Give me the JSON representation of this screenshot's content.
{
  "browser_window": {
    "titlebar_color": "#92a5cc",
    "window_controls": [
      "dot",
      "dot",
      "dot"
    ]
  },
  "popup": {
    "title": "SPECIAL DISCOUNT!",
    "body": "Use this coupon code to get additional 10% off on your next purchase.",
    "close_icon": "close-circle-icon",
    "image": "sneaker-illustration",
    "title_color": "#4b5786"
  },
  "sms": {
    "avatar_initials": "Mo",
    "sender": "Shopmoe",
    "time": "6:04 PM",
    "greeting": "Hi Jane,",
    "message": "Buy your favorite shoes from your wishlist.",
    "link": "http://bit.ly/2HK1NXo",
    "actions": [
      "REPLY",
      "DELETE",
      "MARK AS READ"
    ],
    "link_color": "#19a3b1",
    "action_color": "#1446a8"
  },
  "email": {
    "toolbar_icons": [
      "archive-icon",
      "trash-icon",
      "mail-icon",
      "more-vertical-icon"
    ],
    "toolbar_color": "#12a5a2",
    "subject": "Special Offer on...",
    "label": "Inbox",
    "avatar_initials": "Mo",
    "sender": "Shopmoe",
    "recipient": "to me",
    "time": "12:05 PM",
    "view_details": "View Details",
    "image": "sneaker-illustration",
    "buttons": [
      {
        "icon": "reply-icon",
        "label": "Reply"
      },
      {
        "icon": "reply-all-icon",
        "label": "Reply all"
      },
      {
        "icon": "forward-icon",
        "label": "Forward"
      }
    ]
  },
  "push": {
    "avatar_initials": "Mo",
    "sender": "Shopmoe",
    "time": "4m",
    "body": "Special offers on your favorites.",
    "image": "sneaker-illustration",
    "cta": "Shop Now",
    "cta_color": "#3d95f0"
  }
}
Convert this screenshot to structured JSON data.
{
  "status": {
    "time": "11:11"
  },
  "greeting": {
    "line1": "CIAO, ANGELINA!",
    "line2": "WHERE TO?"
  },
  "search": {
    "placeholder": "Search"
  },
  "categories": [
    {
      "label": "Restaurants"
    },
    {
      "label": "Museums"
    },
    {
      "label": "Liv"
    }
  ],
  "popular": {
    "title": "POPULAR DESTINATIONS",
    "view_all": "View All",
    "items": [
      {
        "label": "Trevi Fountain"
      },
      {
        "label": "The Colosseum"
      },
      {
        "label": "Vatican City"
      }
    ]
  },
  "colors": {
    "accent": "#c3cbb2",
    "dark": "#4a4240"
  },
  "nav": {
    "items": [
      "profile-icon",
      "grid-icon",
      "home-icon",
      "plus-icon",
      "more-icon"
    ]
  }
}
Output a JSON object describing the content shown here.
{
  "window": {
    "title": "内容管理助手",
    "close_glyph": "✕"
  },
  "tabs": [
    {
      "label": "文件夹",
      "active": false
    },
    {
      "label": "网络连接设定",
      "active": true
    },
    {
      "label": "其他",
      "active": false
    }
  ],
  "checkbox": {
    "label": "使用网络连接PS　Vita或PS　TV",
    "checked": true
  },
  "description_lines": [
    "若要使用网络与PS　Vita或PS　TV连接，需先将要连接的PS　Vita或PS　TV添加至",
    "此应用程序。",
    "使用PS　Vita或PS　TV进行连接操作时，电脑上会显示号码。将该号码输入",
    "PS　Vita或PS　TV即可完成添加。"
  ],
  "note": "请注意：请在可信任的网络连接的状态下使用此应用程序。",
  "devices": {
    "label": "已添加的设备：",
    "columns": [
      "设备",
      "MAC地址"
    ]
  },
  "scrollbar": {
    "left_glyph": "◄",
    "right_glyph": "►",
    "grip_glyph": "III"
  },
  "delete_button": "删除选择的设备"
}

▬▬▬

Report how many lines of the records above contain the word "time", giving only the number.

REPLY TO THE TASK:
4